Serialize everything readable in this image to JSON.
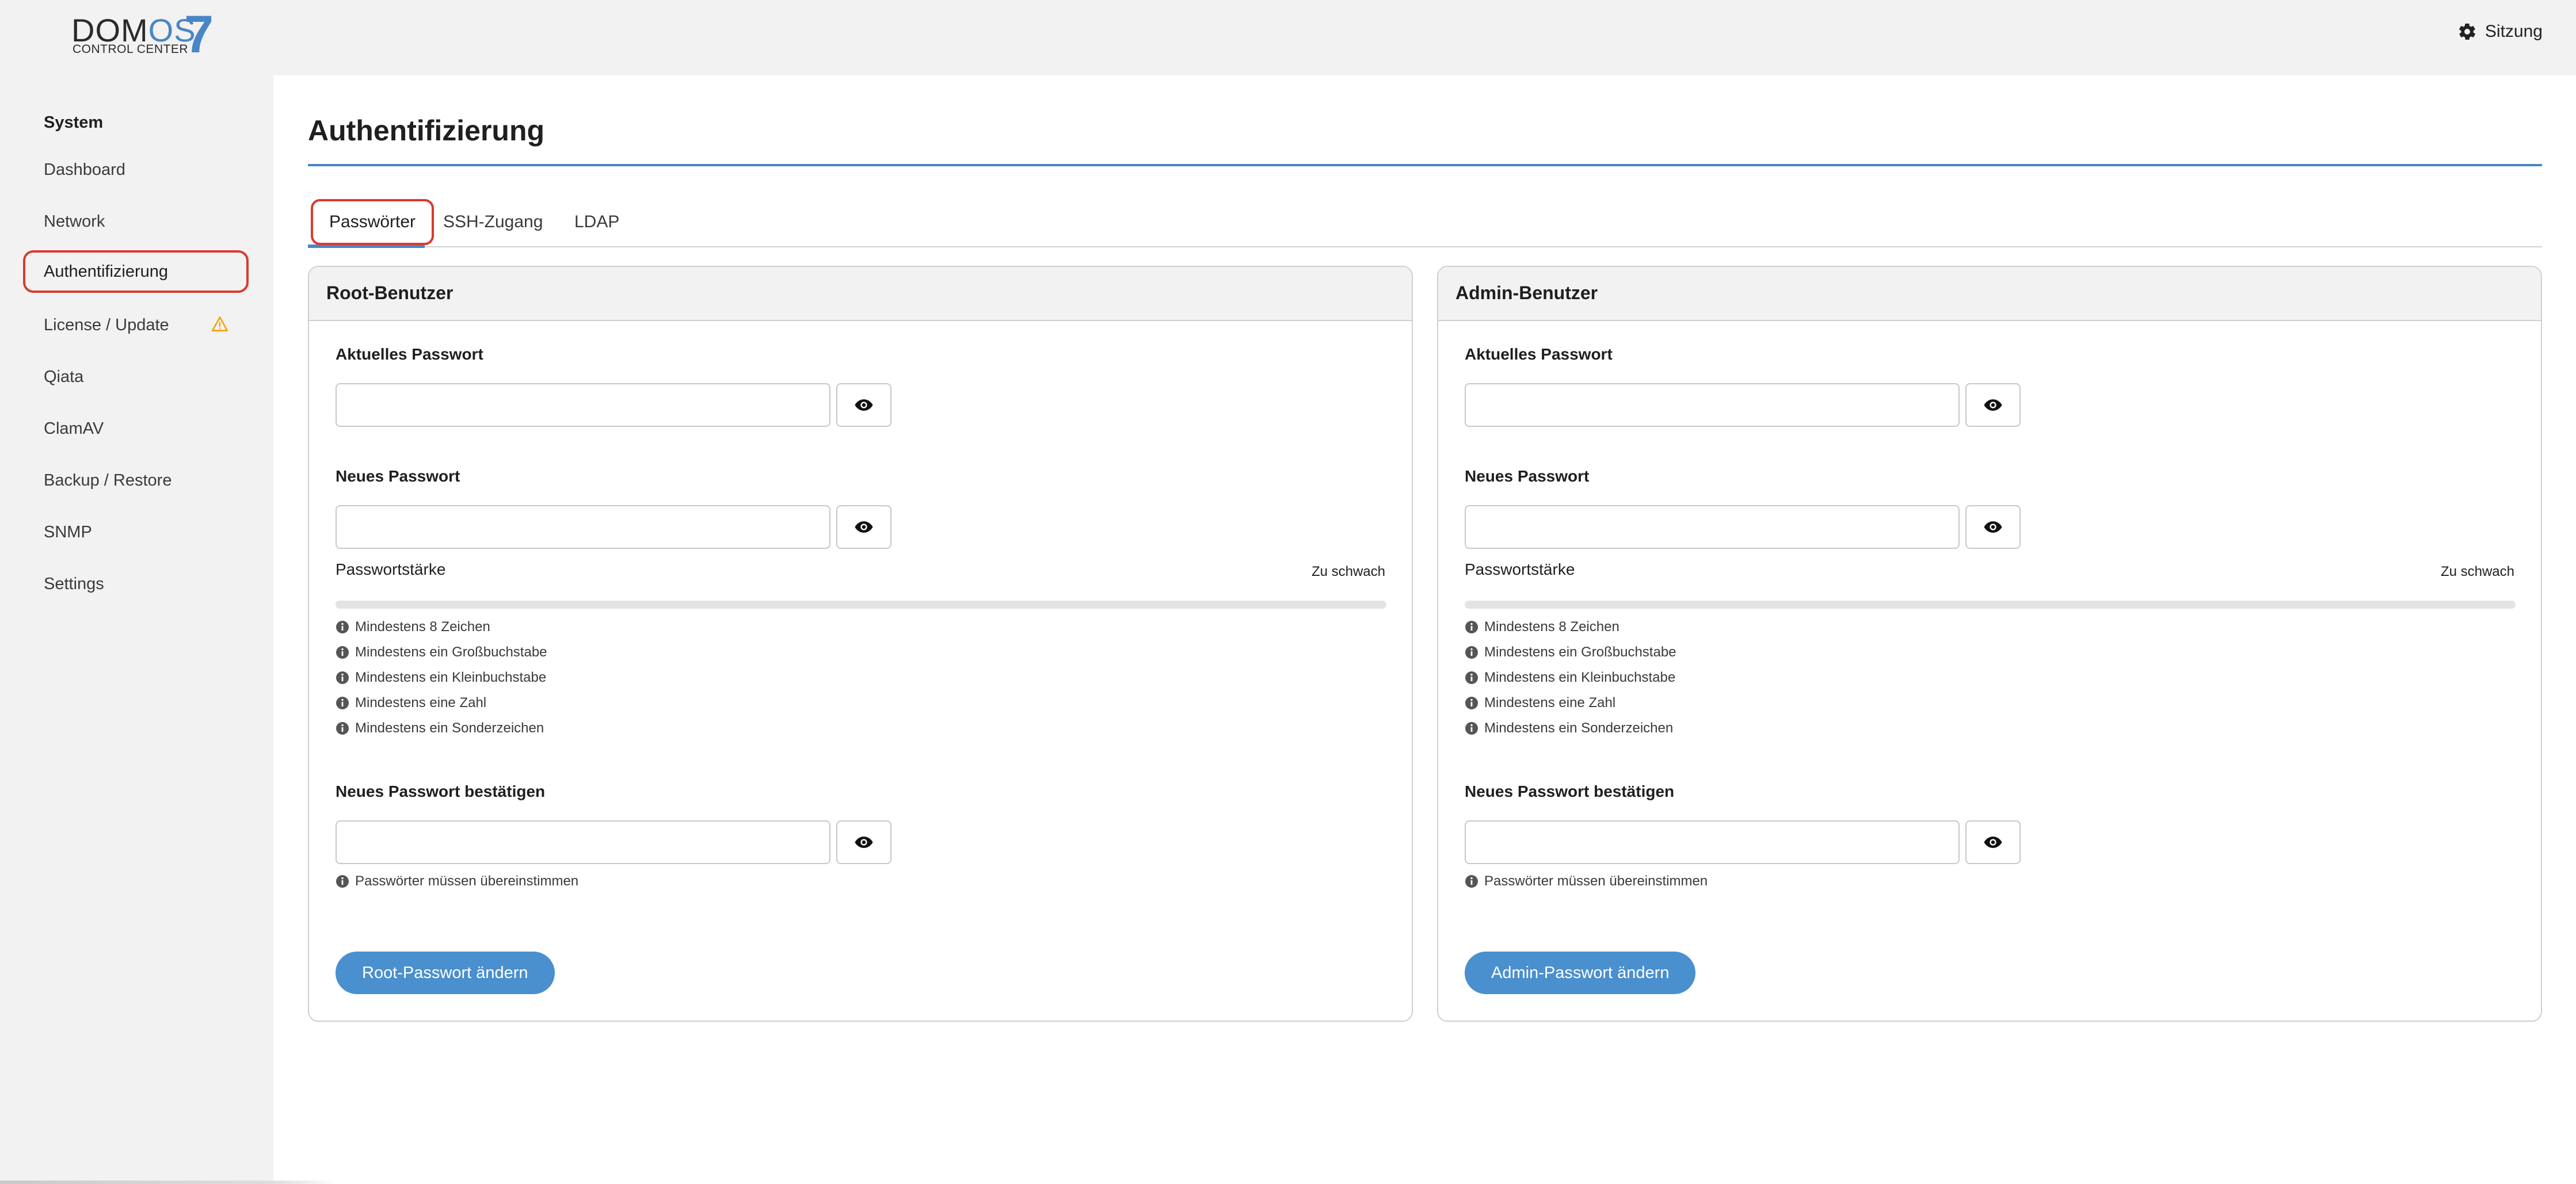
{
  "header": {
    "logo": {
      "word_main": "DOM",
      "word_accent": "OS",
      "number": "7",
      "subtitle": "CONTROL CENTER"
    },
    "session_label": "Sitzung",
    "session_icon": "gear-icon"
  },
  "sidebar": {
    "section_title": "System",
    "items": [
      {
        "label": "Dashboard",
        "active": false
      },
      {
        "label": "Network",
        "active": false
      },
      {
        "label": "Authentifizierung",
        "active": true
      },
      {
        "label": "License / Update",
        "active": false,
        "icon": "warning-icon"
      },
      {
        "label": "Qiata",
        "active": false
      },
      {
        "label": "ClamAV",
        "active": false
      },
      {
        "label": "Backup / Restore",
        "active": false
      },
      {
        "label": "SNMP",
        "active": false
      },
      {
        "label": "Settings",
        "active": false
      }
    ]
  },
  "main": {
    "title": "Authentifizierung",
    "tabs": [
      {
        "label": "Passwörter",
        "active": true
      },
      {
        "label": "SSH-Zugang",
        "active": false
      },
      {
        "label": "LDAP",
        "active": false
      }
    ],
    "cards": [
      {
        "title": "Root-Benutzer",
        "current_label": "Aktuelles Passwort",
        "current_value": "",
        "new_label": "Neues Passwort",
        "new_value": "",
        "strength_label": "Passwortstärke",
        "strength_value": "Zu schwach",
        "strength_fraction": 0,
        "requirements": [
          "Mindestens 8 Zeichen",
          "Mindestens ein Großbuchstabe",
          "Mindestens ein Kleinbuchstabe",
          "Mindestens eine Zahl",
          "Mindestens ein Sonderzeichen"
        ],
        "confirm_label": "Neues Passwort bestätigen",
        "confirm_value": "",
        "match_hint": "Passwörter müssen übereinstimmen",
        "submit_label": "Root-Passwort ändern"
      },
      {
        "title": "Admin-Benutzer",
        "current_label": "Aktuelles Passwort",
        "current_value": "",
        "new_label": "Neues Passwort",
        "new_value": "",
        "strength_label": "Passwortstärke",
        "strength_value": "Zu schwach",
        "strength_fraction": 0,
        "requirements": [
          "Mindestens 8 Zeichen",
          "Mindestens ein Großbuchstabe",
          "Mindestens ein Kleinbuchstabe",
          "Mindestens eine Zahl",
          "Mindestens ein Sonderzeichen"
        ],
        "confirm_label": "Neues Passwort bestätigen",
        "confirm_value": "",
        "match_hint": "Passwörter müssen übereinstimmen",
        "submit_label": "Admin-Passwort ändern"
      }
    ]
  },
  "colors": {
    "accent": "#4a86c5",
    "button": "#4a8fce",
    "highlight": "#d93a2f",
    "warning": "#f0a30a",
    "chrome": "#f2f2f2"
  }
}
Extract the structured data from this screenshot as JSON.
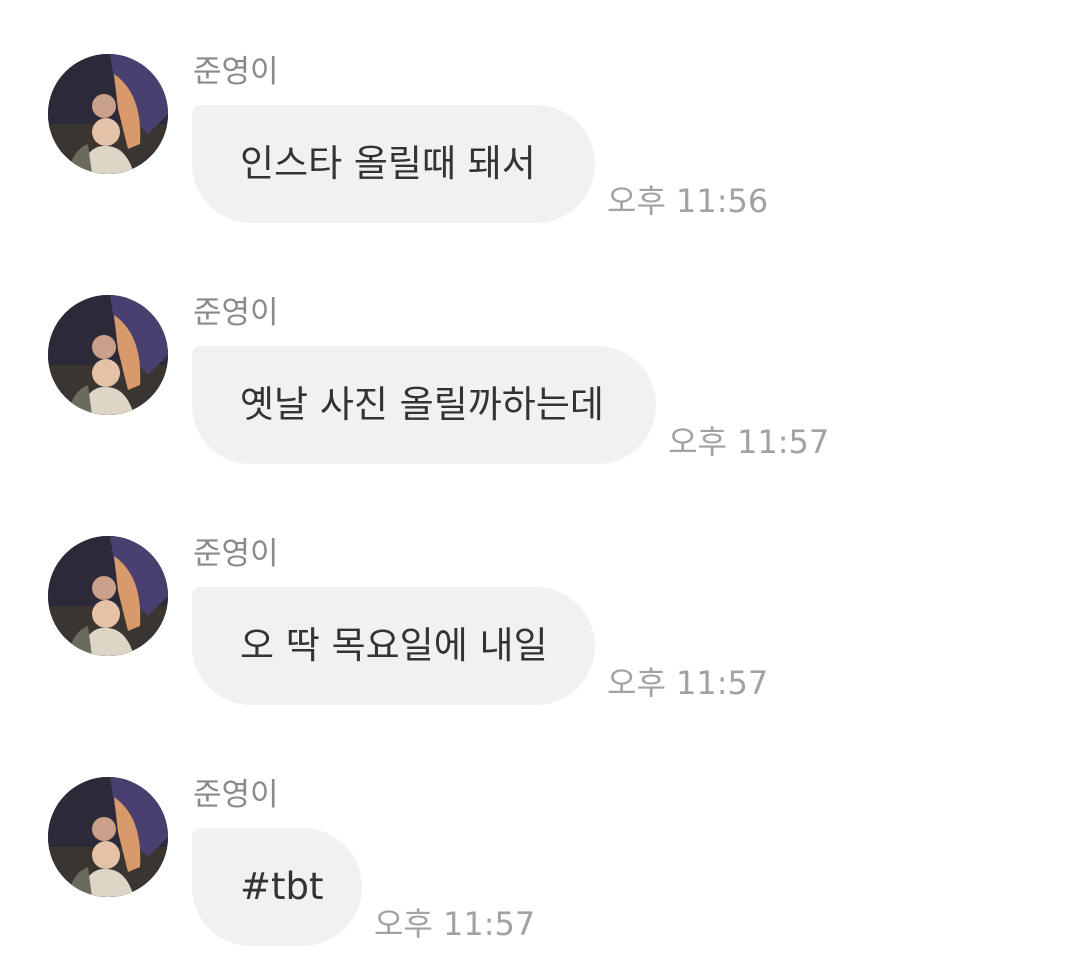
{
  "messages": [
    {
      "sender": "준영이",
      "text": "인스타 올릴때 돼서",
      "time": "오후 11:56"
    },
    {
      "sender": "준영이",
      "text": "옛날 사진 올릴까하는데",
      "time": "오후 11:57"
    },
    {
      "sender": "준영이",
      "text": "오 딱 목요일에 내일",
      "time": "오후 11:57"
    },
    {
      "sender": "준영이",
      "text": "#tbt",
      "time": "오후 11:57"
    }
  ],
  "colors": {
    "bubble_bg": "#f1f1f3",
    "sender": "#8a8a8e",
    "time": "#a2a2a6",
    "text": "#333333"
  },
  "icons": {
    "avatar": "profile-photo"
  }
}
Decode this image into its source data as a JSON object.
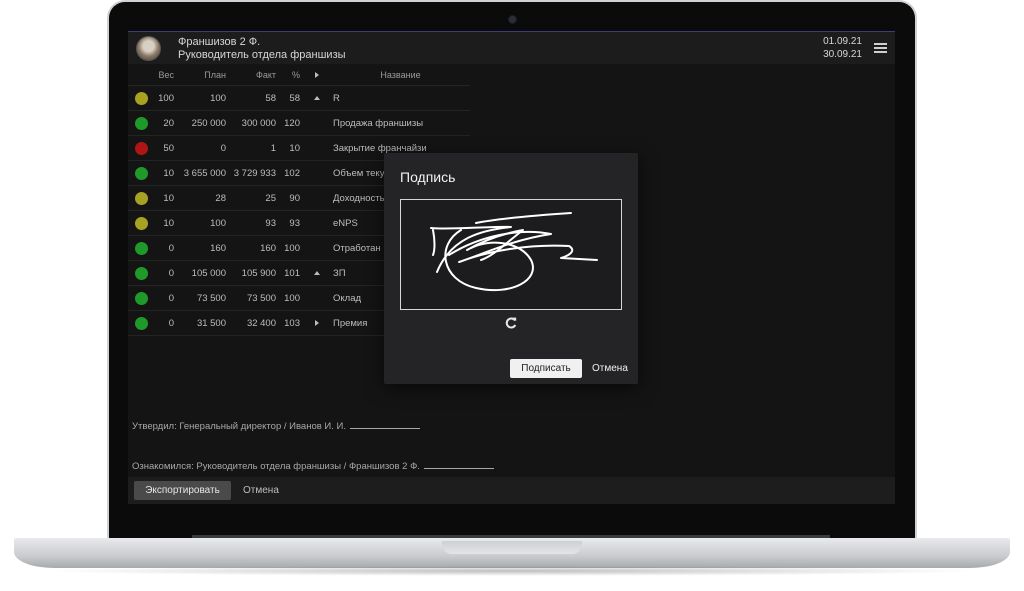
{
  "header": {
    "user_name": "Франшизов 2 Ф.",
    "user_role": "Руководитель отдела франшизы",
    "date_from": "01.09.21",
    "date_to": "30.09.21",
    "menu_icon": "hamburger-menu-icon"
  },
  "table": {
    "columns": {
      "weight": "Вес",
      "plan": "План",
      "fact": "Факт",
      "percent": "%",
      "name": "Название"
    },
    "rows": [
      {
        "status": "#a8a222",
        "weight": "100",
        "plan": "100",
        "fact": "58",
        "percent": "58",
        "arrow": "up",
        "name": "R"
      },
      {
        "status": "#1f9a2a",
        "weight": "20",
        "plan": "250 000",
        "fact": "300 000",
        "percent": "120",
        "arrow": "",
        "name": "Продажа франшизы"
      },
      {
        "status": "#b01515",
        "weight": "50",
        "plan": "0",
        "fact": "1",
        "percent": "10",
        "arrow": "",
        "name": "Закрытие франчайзи"
      },
      {
        "status": "#1f9a2a",
        "weight": "10",
        "plan": "3 655 000",
        "fact": "3 729 933",
        "percent": "102",
        "arrow": "",
        "name": "Объем текущ"
      },
      {
        "status": "#a8a222",
        "weight": "10",
        "plan": "28",
        "fact": "25",
        "percent": "90",
        "arrow": "",
        "name": "Доходность"
      },
      {
        "status": "#a8a222",
        "weight": "10",
        "plan": "100",
        "fact": "93",
        "percent": "93",
        "arrow": "",
        "name": "eNPS"
      },
      {
        "status": "#1f9a2a",
        "weight": "0",
        "plan": "160",
        "fact": "160",
        "percent": "100",
        "arrow": "",
        "name": "Отработан"
      },
      {
        "status": "#1f9a2a",
        "weight": "0",
        "plan": "105 000",
        "fact": "105 900",
        "percent": "101",
        "arrow": "up",
        "name": "ЗП"
      },
      {
        "status": "#1f9a2a",
        "weight": "0",
        "plan": "73 500",
        "fact": "73 500",
        "percent": "100",
        "arrow": "",
        "name": "Оклад"
      },
      {
        "status": "#1f9a2a",
        "weight": "0",
        "plan": "31 500",
        "fact": "32 400",
        "percent": "103",
        "arrow": "right",
        "name": "Премия"
      }
    ]
  },
  "footer": {
    "approved": "Утвердил: Генеральный директор / Иванов И. И.",
    "acquainted": "Ознакомился: Руководитель отдела франшизы / Франшизов 2 Ф.",
    "export_label": "Экспортировать",
    "cancel_label": "Отмена"
  },
  "modal": {
    "title": "Подпись",
    "sign_label": "Подписать",
    "cancel_label": "Отмена",
    "refresh_icon": "refresh-icon"
  }
}
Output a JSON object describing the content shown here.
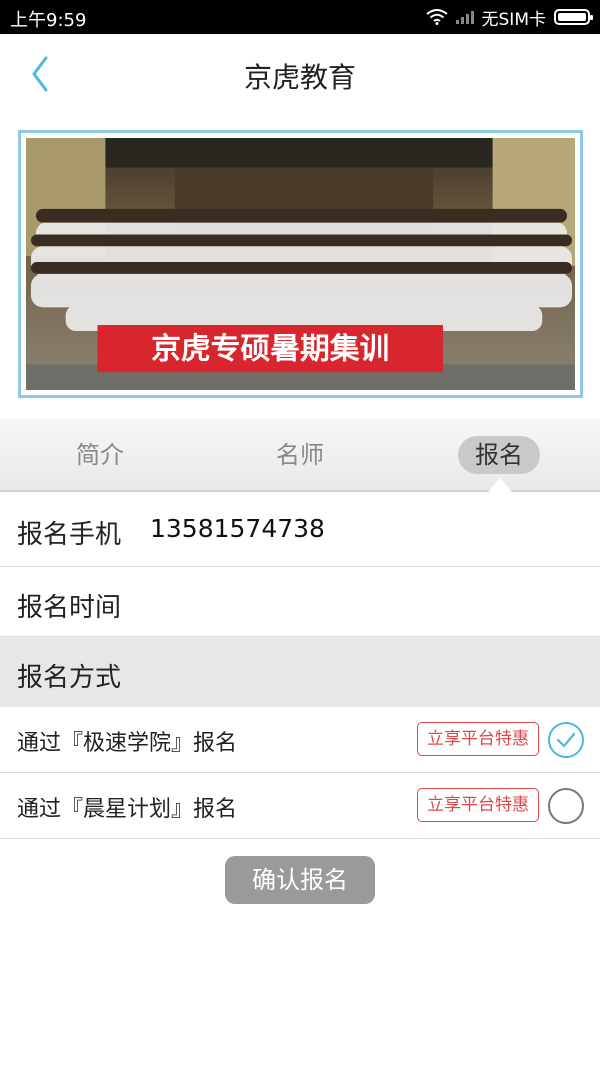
{
  "status_bar": {
    "time": "上午9:59",
    "carrier": "无SIM卡",
    "icons": [
      "wifi-icon",
      "signal-icon",
      "battery-icon"
    ]
  },
  "header": {
    "title": "京虎教育",
    "back_icon": "chevron-left-icon"
  },
  "banner": {
    "sign_text": "京虎专硕暑期集训",
    "image": "group-photo"
  },
  "tabs": [
    {
      "label": "简介",
      "active": false
    },
    {
      "label": "名师",
      "active": false
    },
    {
      "label": "报名",
      "active": true
    }
  ],
  "form": {
    "phone_label": "报名手机",
    "phone_value": "13581574738",
    "time_label": "报名时间",
    "method_label": "报名方式",
    "options": [
      {
        "label": "通过『极速学院』报名",
        "badge": "立享平台特惠",
        "selected": true
      },
      {
        "label": "通过『晨星计划』报名",
        "badge": "立享平台特惠",
        "selected": false
      }
    ]
  },
  "confirm_button": "确认报名",
  "colors": {
    "accent": "#4bb9dc",
    "badge": "#e04848",
    "button": "#9a9a9a"
  }
}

##############################

Problem details - Quote every line of the records above exactly; no picture is to be copied.

Problem solution -
Serialize everything readable in this image to JSON.
{
  "header": {
    "logo": {
      "word_main": "DOM",
      "word_accent": "OS",
      "number": "7",
      "subtitle": "CONTROL CENTER"
    },
    "session_label": "Sitzung",
    "session_icon": "gear-icon"
  },
  "sidebar": {
    "section_title": "System",
    "items": [
      {
        "label": "Dashboard",
        "active": false
      },
      {
        "label": "Network",
        "active": false
      },
      {
        "label": "Authentifizierung",
        "active": true
      },
      {
        "label": "License / Update",
        "active": false,
        "icon": "warning-icon"
      },
      {
        "label": "Qiata",
        "active": false
      },
      {
        "label": "ClamAV",
        "active": false
      },
      {
        "label": "Backup / Restore",
        "active": false
      },
      {
        "label": "SNMP",
        "active": false
      },
      {
        "label": "Settings",
        "active": false
      }
    ]
  },
  "main": {
    "title": "Authentifizierung",
    "tabs": [
      {
        "label": "Passwörter",
        "active": true
      },
      {
        "label": "SSH-Zugang",
        "active": false
      },
      {
        "label": "LDAP",
        "active": false
      }
    ],
    "cards": [
      {
        "title": "Root-Benutzer",
        "current_label": "Aktuelles Passwort",
        "current_value": "",
        "new_label": "Neues Passwort",
        "new_value": "",
        "strength_label": "Passwortstärke",
        "strength_value": "Zu schwach",
        "strength_fraction": 0,
        "requirements": [
          "Mindestens 8 Zeichen",
          "Mindestens ein Großbuchstabe",
          "Mindestens ein Kleinbuchstabe",
          "Mindestens eine Zahl",
          "Mindestens ein Sonderzeichen"
        ],
        "confirm_label": "Neues Passwort bestätigen",
        "confirm_value": "",
        "match_hint": "Passwörter müssen übereinstimmen",
        "submit_label": "Root-Passwort ändern"
      },
      {
        "title": "Admin-Benutzer",
        "current_label": "Aktuelles Passwort",
        "current_value": "",
        "new_label": "Neues Passwort",
        "new_value": "",
        "strength_label": "Passwortstärke",
        "strength_value": "Zu schwach",
        "strength_fraction": 0,
        "requirements": [
          "Mindestens 8 Zeichen",
          "Mindestens ein Großbuchstabe",
          "Mindestens ein Kleinbuchstabe",
          "Mindestens eine Zahl",
          "Mindestens ein Sonderzeichen"
        ],
        "confirm_label": "Neues Passwort bestätigen",
        "confirm_value": "",
        "match_hint": "Passwörter müssen übereinstimmen",
        "submit_label": "Admin-Passwort ändern"
      }
    ]
  },
  "colors": {
    "accent": "#4a86c5",
    "button": "#4a8fce",
    "highlight": "#d93a2f",
    "warning": "#f0a30a",
    "chrome": "#f2f2f2"
  }
}
Extract the structured data from this screenshot as JSON.
{
  "messages": [
    {
      "sender": "준영이",
      "text": "인스타 올릴때 돼서",
      "time": "오후 11:56"
    },
    {
      "sender": "준영이",
      "text": "옛날 사진 올릴까하는데",
      "time": "오후 11:57"
    },
    {
      "sender": "준영이",
      "text": "오 딱 목요일에 내일",
      "time": "오후 11:57"
    },
    {
      "sender": "준영이",
      "text": "#tbt",
      "time": "오후 11:57"
    }
  ],
  "colors": {
    "bubble_bg": "#f1f1f3",
    "sender": "#8a8a8e",
    "time": "#a2a2a6",
    "text": "#333333"
  },
  "icons": {
    "avatar": "profile-photo"
  }
}
Decode this image into its source data as a JSON object.
{
  "header": {
    "user_name": "Франшизов 2 Ф.",
    "user_role": "Руководитель отдела франшизы",
    "date_from": "01.09.21",
    "date_to": "30.09.21",
    "menu_icon": "hamburger-menu-icon"
  },
  "table": {
    "columns": {
      "weight": "Вес",
      "plan": "План",
      "fact": "Факт",
      "percent": "%",
      "name": "Название"
    },
    "rows": [
      {
        "status": "#a8a222",
        "weight": "100",
        "plan": "100",
        "fact": "58",
        "percent": "58",
        "arrow": "up",
        "name": "R"
      },
      {
        "status": "#1f9a2a",
        "weight": "20",
        "plan": "250 000",
        "fact": "300 000",
        "percent": "120",
        "arrow": "",
        "name": "Продажа франшизы"
      },
      {
        "status": "#b01515",
        "weight": "50",
        "plan": "0",
        "fact": "1",
        "percent": "10",
        "arrow": "",
        "name": "Закрытие франчайзи"
      },
      {
        "status": "#1f9a2a",
        "weight": "10",
        "plan": "3 655 000",
        "fact": "3 729 933",
        "percent": "102",
        "arrow": "",
        "name": "Объем текущ"
      },
      {
        "status": "#a8a222",
        "weight": "10",
        "plan": "28",
        "fact": "25",
        "percent": "90",
        "arrow": "",
        "name": "Доходность"
      },
      {
        "status": "#a8a222",
        "weight": "10",
        "plan": "100",
        "fact": "93",
        "percent": "93",
        "arrow": "",
        "name": "eNPS"
      },
      {
        "status": "#1f9a2a",
        "weight": "0",
        "plan": "160",
        "fact": "160",
        "percent": "100",
        "arrow": "",
        "name": "Отработан"
      },
      {
        "status": "#1f9a2a",
        "weight": "0",
        "plan": "105 000",
        "fact": "105 900",
        "percent": "101",
        "arrow": "up",
        "name": "ЗП"
      },
      {
        "status": "#1f9a2a",
        "weight": "0",
        "plan": "73 500",
        "fact": "73 500",
        "percent": "100",
        "arrow": "",
        "name": "Оклад"
      },
      {
        "status": "#1f9a2a",
        "weight": "0",
        "plan": "31 500",
        "fact": "32 400",
        "percent": "103",
        "arrow": "right",
        "name": "Премия"
      }
    ]
  },
  "footer": {
    "approved": "Утвердил: Генеральный директор / Иванов И. И.",
    "acquainted": "Ознакомился: Руководитель отдела франшизы / Франшизов 2 Ф.",
    "export_label": "Экспортировать",
    "cancel_label": "Отмена"
  },
  "modal": {
    "title": "Подпись",
    "sign_label": "Подписать",
    "cancel_label": "Отмена",
    "refresh_icon": "refresh-icon"
  }
}
Output a JSON object describing the content shown here.
{
  "status_bar": {
    "time": "上午9:59",
    "carrier": "无SIM卡",
    "icons": [
      "wifi-icon",
      "signal-icon",
      "battery-icon"
    ]
  },
  "header": {
    "title": "京虎教育",
    "back_icon": "chevron-left-icon"
  },
  "banner": {
    "sign_text": "京虎专硕暑期集训",
    "image": "group-photo"
  },
  "tabs": [
    {
      "label": "简介",
      "active": false
    },
    {
      "label": "名师",
      "active": false
    },
    {
      "label": "报名",
      "active": true
    }
  ],
  "form": {
    "phone_label": "报名手机",
    "phone_value": "13581574738",
    "time_label": "报名时间",
    "method_label": "报名方式",
    "options": [
      {
        "label": "通过『极速学院』报名",
        "badge": "立享平台特惠",
        "selected": true
      },
      {
        "label": "通过『晨星计划』报名",
        "badge": "立享平台特惠",
        "selected": false
      }
    ]
  },
  "confirm_button": "确认报名",
  "colors": {
    "accent": "#4bb9dc",
    "badge": "#e04848",
    "button": "#9a9a9a"
  }
}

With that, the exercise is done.